● WHAT IS EXPECTED
Give the number of lines containing the word "afternoon" and nothing more.

● RECORDS SUPPLIED
____________

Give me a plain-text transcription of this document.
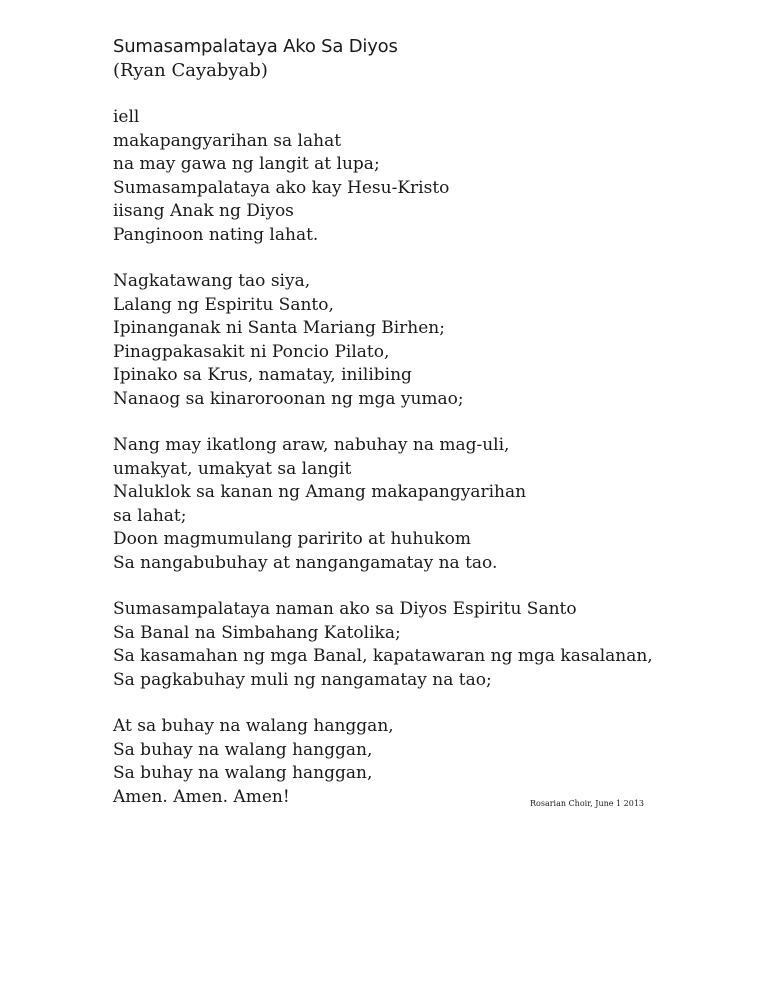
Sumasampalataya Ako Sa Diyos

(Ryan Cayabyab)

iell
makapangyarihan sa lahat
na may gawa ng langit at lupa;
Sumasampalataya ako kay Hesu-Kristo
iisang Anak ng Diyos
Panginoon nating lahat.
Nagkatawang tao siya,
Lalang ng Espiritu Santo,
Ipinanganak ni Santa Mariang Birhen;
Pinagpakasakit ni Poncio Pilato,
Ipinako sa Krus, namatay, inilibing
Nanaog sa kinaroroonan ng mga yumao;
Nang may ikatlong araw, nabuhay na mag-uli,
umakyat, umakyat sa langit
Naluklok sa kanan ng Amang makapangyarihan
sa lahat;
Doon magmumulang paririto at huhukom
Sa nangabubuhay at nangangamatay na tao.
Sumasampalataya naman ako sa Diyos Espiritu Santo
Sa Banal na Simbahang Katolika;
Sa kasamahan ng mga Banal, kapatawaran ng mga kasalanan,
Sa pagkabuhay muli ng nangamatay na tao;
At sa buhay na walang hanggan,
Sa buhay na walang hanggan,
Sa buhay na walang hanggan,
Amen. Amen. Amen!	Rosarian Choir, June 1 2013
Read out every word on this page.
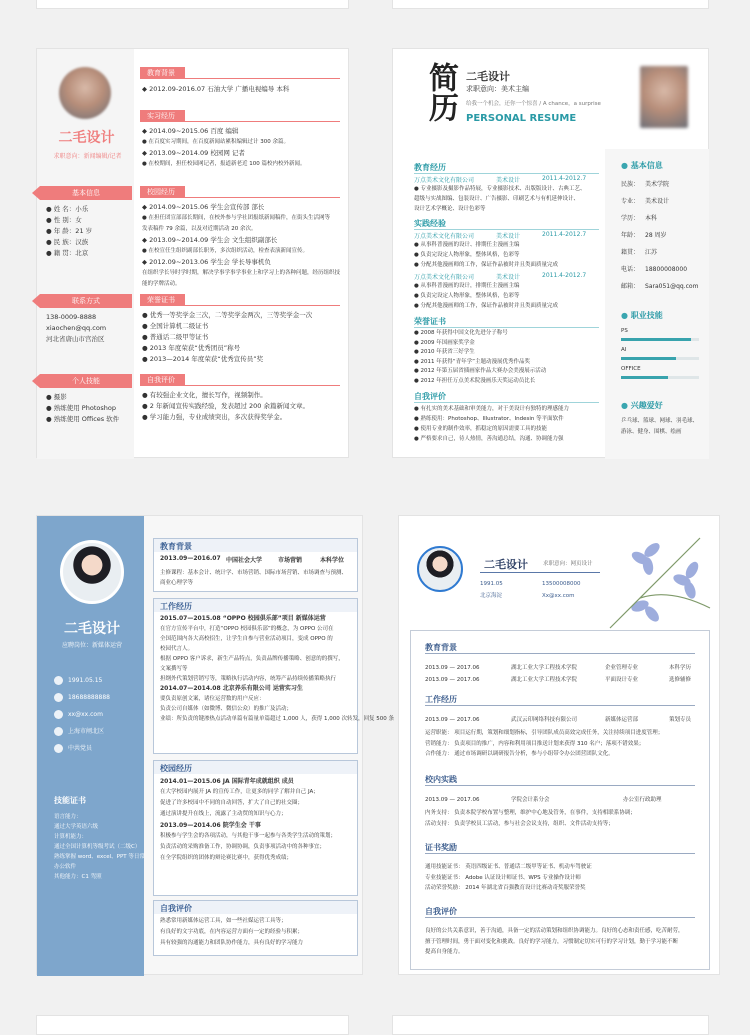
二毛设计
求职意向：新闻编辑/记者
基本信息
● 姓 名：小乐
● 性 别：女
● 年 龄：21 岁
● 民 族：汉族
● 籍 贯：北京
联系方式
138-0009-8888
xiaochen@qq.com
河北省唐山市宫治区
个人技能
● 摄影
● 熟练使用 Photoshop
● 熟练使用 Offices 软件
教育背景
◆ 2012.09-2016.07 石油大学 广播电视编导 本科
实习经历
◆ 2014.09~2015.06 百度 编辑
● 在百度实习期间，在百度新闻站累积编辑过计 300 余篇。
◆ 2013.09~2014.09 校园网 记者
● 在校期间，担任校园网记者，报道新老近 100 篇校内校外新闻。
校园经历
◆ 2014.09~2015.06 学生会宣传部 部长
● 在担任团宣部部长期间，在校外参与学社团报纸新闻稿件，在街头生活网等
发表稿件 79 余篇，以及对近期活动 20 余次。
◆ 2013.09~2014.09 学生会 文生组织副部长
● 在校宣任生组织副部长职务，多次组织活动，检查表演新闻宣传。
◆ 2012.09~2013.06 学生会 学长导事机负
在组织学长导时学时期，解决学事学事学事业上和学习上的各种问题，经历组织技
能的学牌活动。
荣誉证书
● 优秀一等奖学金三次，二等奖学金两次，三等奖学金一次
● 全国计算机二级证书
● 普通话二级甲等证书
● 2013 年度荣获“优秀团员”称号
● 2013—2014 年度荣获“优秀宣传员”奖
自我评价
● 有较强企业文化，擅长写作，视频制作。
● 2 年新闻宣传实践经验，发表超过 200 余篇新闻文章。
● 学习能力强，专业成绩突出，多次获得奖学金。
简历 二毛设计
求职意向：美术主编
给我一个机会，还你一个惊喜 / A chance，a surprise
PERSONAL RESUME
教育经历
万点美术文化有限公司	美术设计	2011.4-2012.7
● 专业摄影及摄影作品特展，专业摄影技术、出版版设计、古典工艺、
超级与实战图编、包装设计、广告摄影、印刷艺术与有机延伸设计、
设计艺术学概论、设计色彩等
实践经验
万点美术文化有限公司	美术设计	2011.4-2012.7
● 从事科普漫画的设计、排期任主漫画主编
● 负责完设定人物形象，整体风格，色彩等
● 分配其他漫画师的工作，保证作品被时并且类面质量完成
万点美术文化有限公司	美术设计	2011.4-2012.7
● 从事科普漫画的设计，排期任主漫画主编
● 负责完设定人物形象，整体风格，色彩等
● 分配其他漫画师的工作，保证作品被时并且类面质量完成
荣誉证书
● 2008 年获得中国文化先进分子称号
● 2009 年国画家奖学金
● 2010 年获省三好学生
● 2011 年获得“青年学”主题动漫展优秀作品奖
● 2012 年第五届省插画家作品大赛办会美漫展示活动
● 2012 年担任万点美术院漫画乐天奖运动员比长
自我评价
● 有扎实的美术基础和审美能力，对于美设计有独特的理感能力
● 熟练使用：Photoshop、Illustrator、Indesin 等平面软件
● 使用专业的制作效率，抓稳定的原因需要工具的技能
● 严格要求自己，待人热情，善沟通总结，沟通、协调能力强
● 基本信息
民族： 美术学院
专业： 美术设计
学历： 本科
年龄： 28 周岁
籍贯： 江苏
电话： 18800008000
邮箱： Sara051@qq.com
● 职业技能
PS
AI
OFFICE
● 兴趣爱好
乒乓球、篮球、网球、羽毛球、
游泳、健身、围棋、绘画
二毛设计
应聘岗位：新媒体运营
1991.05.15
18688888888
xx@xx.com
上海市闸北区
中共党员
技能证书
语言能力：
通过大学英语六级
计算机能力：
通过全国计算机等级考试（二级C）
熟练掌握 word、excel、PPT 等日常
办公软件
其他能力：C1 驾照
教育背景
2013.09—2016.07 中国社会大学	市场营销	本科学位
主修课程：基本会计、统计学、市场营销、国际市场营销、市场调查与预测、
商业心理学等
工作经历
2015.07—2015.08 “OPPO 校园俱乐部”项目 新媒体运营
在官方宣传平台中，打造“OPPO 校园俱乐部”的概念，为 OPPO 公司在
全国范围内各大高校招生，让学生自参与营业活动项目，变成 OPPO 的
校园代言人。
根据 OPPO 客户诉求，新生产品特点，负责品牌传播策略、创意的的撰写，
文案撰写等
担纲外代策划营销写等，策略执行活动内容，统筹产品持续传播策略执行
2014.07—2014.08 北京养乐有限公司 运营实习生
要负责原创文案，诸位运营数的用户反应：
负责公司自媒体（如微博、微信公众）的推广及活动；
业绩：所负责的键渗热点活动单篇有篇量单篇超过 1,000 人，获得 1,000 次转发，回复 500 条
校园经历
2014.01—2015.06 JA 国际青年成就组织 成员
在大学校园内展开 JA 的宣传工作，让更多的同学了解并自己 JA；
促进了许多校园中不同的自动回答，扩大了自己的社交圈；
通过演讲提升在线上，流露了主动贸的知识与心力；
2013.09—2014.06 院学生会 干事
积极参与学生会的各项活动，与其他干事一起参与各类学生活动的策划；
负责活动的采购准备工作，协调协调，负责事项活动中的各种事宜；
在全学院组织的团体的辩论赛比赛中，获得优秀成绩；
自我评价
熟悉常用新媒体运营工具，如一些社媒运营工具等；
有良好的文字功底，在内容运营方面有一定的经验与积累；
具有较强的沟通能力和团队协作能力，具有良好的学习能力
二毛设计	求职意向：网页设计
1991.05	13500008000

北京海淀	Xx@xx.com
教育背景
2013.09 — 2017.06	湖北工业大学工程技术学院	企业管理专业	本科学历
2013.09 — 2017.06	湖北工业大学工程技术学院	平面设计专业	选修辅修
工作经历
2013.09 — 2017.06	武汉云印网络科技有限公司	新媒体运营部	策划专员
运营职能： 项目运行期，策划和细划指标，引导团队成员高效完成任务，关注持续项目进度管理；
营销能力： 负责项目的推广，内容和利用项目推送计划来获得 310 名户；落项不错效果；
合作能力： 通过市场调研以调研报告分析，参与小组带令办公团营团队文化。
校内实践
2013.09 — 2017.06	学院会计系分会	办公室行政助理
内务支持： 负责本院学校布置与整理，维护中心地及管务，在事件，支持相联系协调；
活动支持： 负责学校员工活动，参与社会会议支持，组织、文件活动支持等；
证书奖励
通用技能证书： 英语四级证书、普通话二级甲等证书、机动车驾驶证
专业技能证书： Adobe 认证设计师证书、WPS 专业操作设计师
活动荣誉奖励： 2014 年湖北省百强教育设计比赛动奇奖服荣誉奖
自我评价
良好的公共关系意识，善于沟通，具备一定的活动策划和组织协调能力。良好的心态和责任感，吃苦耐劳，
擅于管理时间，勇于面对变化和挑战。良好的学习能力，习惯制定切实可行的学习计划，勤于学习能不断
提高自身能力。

____________

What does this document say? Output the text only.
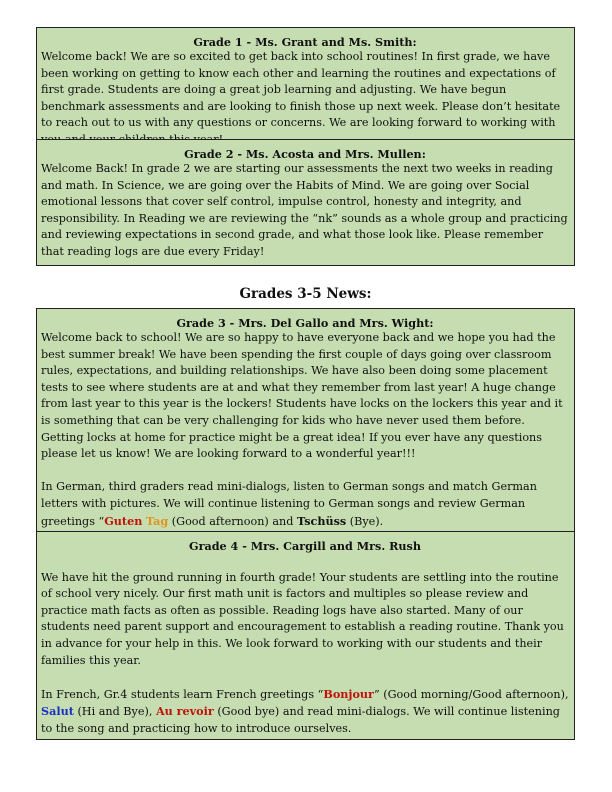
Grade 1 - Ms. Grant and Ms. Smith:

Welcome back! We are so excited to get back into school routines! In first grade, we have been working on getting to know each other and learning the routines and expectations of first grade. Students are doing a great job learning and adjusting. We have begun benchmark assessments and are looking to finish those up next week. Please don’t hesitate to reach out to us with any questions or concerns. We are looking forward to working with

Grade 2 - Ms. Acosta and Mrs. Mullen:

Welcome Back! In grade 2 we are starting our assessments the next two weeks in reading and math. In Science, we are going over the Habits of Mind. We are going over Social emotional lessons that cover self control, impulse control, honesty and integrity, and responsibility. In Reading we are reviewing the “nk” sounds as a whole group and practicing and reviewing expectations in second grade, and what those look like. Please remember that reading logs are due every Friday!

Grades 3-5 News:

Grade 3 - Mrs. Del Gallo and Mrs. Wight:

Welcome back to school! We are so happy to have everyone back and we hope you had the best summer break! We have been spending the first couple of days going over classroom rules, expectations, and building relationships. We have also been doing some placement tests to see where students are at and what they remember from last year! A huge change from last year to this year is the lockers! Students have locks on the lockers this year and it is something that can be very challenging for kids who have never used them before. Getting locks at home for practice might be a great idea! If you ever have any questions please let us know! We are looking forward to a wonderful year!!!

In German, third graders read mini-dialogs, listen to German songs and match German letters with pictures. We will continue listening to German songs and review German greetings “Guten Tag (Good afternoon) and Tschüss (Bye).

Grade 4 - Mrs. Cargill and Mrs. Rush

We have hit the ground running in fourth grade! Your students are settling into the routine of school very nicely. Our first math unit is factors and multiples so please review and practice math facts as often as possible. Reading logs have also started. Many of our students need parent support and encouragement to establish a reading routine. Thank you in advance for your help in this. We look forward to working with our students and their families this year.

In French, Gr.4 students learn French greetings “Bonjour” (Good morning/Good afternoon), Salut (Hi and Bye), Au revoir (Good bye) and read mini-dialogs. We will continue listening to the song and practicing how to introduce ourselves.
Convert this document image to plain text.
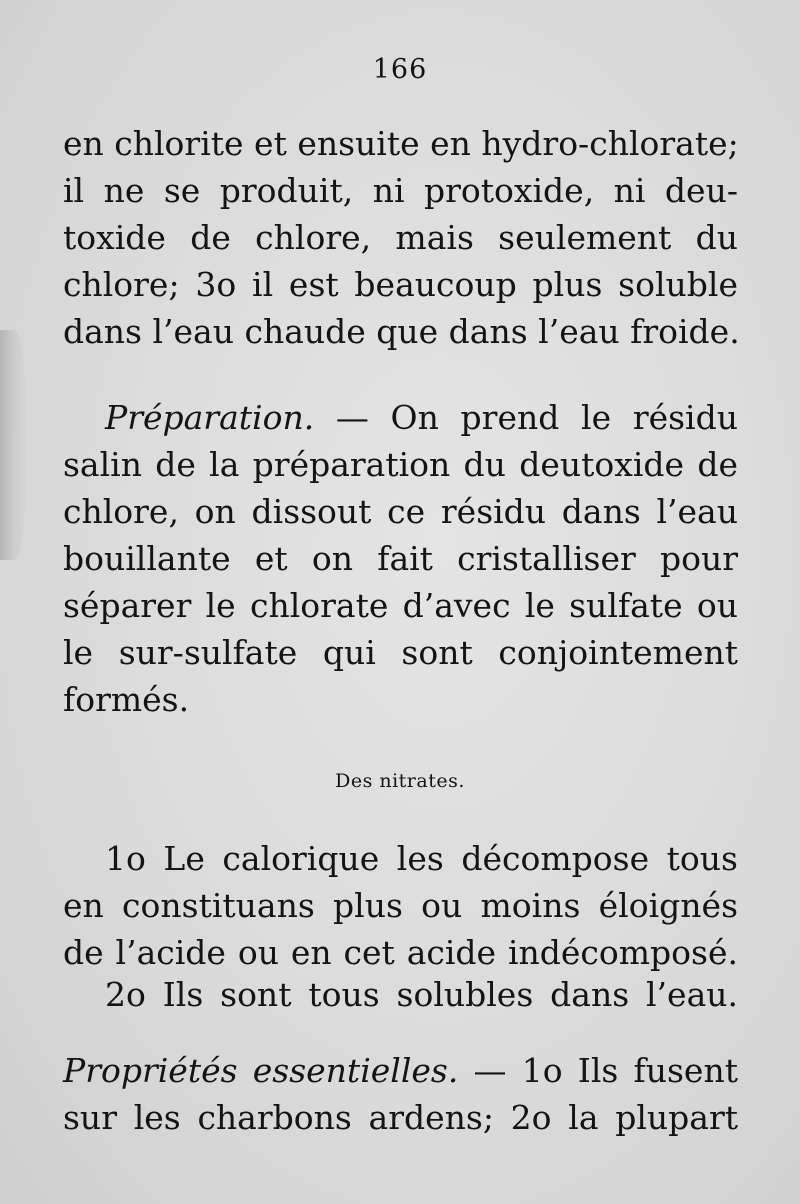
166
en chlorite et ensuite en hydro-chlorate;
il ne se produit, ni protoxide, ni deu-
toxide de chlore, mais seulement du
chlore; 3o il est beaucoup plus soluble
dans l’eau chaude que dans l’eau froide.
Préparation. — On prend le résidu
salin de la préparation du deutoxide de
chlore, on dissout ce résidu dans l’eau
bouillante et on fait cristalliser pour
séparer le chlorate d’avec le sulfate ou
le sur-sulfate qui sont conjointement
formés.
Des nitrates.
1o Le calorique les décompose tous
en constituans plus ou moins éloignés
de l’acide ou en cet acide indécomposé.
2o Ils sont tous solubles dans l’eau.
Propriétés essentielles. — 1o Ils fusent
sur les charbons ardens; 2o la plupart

____________

● OUTPUT
2